* _Given instruction_: Pull out every line below holding the word "Extent".
"""
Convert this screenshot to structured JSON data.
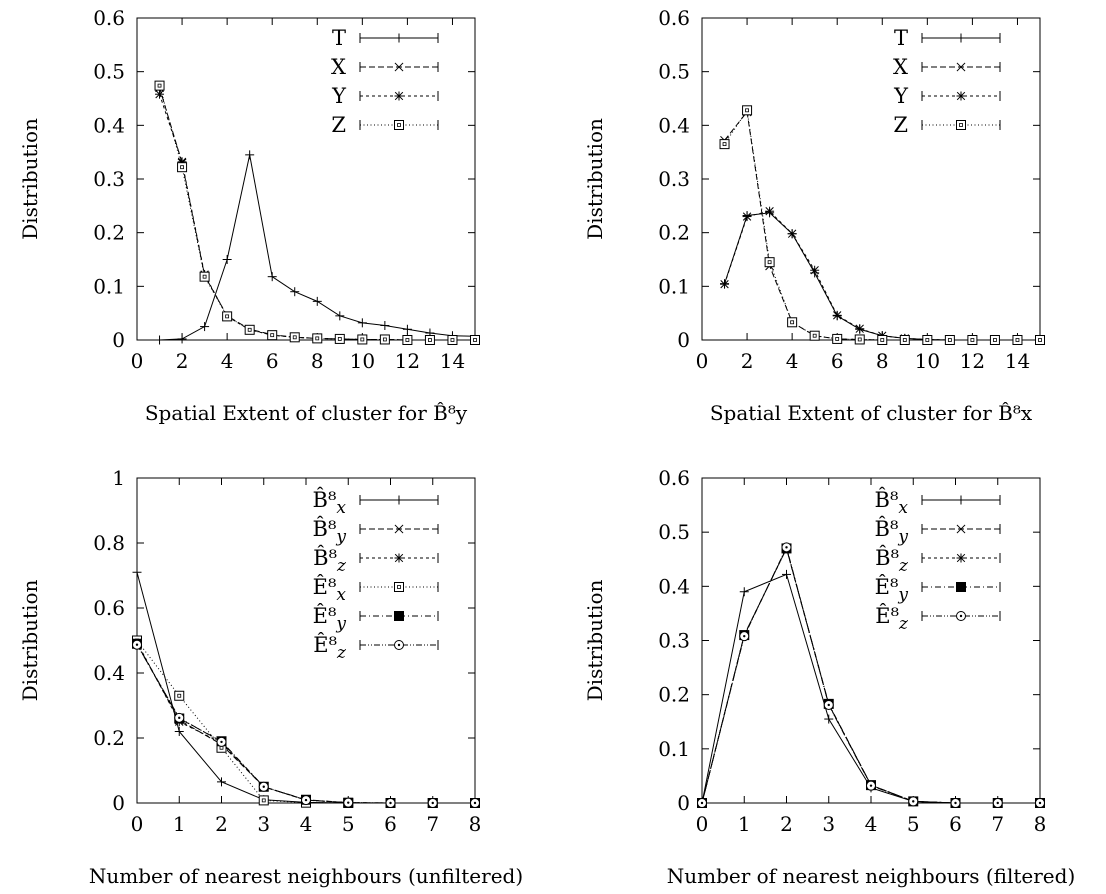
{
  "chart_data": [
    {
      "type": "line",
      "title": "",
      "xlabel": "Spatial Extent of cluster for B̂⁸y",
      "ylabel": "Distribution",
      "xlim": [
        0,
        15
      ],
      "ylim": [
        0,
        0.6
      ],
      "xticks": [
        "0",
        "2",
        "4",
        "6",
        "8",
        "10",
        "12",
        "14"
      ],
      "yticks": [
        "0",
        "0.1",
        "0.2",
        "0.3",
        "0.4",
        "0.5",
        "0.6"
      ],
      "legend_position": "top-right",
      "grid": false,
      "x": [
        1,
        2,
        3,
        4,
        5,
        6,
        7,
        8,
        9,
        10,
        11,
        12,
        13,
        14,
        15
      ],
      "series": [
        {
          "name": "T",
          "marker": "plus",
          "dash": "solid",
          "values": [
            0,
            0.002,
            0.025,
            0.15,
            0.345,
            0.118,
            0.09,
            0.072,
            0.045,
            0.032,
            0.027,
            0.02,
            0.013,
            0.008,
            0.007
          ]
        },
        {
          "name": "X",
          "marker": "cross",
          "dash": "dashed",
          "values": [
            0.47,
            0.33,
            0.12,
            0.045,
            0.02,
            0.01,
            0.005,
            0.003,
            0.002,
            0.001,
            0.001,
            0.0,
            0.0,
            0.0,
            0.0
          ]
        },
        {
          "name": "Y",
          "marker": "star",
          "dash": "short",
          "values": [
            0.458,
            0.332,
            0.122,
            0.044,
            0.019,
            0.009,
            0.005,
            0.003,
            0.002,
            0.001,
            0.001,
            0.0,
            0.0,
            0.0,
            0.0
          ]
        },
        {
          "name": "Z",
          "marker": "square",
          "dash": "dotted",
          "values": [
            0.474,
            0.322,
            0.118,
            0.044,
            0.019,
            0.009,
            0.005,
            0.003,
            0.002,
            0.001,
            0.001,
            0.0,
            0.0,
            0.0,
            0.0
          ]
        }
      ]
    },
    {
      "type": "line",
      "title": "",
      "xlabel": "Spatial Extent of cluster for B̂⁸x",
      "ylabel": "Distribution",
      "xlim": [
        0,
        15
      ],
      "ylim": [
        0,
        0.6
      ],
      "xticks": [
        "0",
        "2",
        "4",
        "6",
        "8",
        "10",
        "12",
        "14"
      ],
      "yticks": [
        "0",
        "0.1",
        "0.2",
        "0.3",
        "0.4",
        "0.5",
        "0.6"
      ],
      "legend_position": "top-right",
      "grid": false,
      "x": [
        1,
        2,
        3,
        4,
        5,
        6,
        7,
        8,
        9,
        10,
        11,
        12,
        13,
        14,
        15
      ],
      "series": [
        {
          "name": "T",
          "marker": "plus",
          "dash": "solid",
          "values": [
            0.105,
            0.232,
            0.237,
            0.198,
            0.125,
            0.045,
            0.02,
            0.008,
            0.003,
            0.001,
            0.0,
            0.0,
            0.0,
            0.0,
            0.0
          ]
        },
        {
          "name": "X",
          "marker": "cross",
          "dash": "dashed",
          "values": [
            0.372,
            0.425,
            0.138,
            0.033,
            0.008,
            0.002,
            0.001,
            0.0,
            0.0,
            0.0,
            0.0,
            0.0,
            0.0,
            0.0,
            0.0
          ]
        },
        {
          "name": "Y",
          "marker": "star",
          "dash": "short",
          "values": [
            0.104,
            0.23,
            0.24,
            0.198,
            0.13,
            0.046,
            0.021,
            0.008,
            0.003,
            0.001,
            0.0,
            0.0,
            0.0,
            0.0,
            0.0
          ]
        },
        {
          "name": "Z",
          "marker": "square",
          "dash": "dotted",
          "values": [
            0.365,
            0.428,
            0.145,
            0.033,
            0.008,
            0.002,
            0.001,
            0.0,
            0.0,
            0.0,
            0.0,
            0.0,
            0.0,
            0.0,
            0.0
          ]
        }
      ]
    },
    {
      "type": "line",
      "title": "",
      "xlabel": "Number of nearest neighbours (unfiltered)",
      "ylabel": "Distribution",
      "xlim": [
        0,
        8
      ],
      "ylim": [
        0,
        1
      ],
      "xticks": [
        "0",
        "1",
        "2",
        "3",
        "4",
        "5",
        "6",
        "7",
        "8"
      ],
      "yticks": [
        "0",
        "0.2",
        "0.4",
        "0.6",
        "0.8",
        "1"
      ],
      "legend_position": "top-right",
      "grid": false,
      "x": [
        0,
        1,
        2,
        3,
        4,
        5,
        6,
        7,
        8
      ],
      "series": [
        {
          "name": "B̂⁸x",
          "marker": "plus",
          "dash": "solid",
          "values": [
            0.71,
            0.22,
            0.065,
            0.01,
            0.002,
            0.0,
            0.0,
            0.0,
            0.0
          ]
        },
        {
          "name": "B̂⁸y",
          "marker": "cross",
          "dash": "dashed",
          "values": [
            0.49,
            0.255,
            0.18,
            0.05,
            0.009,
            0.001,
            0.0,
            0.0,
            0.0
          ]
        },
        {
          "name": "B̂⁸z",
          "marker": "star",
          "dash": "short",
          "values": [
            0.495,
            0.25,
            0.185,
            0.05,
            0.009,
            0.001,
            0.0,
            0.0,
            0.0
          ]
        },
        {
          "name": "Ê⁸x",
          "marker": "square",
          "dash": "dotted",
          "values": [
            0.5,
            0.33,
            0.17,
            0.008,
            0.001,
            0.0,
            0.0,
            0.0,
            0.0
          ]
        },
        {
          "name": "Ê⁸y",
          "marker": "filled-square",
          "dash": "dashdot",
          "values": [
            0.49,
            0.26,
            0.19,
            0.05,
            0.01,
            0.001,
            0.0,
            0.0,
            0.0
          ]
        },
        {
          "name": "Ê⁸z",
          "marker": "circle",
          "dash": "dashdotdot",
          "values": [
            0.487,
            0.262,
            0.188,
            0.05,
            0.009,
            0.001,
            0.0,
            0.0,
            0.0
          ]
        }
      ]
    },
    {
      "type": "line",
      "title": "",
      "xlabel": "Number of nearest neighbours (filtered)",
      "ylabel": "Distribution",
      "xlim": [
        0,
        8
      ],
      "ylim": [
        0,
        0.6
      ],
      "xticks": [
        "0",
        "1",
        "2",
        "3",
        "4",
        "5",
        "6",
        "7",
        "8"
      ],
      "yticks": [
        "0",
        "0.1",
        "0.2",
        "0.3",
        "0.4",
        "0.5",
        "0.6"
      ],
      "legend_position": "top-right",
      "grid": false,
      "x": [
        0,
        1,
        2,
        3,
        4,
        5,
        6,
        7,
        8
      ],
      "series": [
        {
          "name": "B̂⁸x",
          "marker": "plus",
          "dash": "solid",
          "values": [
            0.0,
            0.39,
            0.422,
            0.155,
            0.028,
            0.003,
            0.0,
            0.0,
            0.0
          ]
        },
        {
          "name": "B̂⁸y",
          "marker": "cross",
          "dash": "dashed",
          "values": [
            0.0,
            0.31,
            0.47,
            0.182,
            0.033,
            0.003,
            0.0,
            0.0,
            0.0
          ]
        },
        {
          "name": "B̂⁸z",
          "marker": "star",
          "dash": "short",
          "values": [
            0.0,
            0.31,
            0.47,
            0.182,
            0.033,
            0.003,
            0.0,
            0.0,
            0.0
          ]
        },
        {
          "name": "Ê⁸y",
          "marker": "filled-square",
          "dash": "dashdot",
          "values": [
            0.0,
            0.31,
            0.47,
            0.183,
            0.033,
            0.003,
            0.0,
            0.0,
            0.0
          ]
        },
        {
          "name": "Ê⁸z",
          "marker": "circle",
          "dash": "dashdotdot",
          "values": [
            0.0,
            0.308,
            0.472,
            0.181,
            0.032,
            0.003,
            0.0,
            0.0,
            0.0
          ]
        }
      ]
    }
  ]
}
"""
"""
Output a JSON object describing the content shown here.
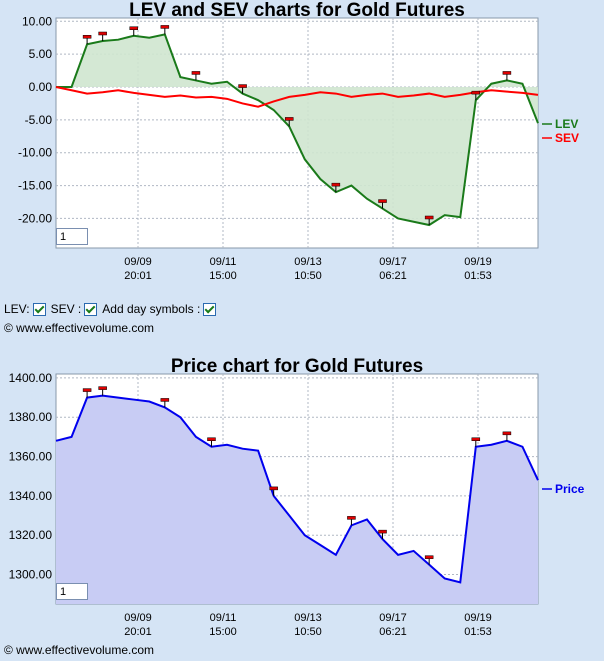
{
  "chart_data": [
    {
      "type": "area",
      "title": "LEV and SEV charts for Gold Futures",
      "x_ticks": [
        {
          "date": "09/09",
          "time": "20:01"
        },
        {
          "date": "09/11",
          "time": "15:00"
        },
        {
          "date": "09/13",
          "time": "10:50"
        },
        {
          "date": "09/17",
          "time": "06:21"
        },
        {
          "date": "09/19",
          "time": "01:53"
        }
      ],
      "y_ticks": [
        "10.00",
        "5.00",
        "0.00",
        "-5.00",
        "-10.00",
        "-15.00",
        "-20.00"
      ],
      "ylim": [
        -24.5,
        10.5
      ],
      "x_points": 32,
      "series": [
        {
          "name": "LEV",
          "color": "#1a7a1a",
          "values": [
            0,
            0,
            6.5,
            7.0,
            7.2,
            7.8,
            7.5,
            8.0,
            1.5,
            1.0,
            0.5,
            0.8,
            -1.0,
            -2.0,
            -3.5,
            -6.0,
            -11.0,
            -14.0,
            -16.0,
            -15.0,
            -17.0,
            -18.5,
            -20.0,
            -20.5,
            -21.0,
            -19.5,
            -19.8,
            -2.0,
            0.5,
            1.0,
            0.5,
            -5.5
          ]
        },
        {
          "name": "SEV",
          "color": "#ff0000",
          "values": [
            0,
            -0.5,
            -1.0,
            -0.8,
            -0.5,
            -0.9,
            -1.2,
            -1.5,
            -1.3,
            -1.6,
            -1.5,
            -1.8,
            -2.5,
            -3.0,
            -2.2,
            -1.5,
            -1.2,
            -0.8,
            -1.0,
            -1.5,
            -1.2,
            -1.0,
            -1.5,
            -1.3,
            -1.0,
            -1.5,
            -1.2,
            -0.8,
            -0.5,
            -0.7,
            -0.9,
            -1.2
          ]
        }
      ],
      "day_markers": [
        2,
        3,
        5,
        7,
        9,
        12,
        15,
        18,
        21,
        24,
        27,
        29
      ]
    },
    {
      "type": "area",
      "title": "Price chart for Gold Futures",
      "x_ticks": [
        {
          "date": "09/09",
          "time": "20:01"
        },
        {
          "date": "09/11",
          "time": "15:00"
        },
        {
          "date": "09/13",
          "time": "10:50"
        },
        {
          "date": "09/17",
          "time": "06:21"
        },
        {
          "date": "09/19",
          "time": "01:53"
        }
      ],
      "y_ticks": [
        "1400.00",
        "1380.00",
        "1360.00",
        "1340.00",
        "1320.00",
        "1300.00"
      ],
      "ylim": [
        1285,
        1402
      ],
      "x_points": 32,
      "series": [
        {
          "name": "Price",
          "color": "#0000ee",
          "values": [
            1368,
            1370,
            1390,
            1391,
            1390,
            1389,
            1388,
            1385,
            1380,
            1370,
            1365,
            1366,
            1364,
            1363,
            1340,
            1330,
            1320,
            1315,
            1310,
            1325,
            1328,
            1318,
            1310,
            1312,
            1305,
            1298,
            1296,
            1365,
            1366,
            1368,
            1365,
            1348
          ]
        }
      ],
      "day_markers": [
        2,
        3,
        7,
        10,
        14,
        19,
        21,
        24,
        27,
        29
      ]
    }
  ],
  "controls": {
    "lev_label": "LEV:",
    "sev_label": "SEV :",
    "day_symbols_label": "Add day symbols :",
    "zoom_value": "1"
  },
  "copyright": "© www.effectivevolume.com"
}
"""
* _Problem solution_:
      "xlabel": "Spatial Extent of cluster for B̂⁸y",
      "xlabel": "Spatial Extent of cluster for B̂⁸x",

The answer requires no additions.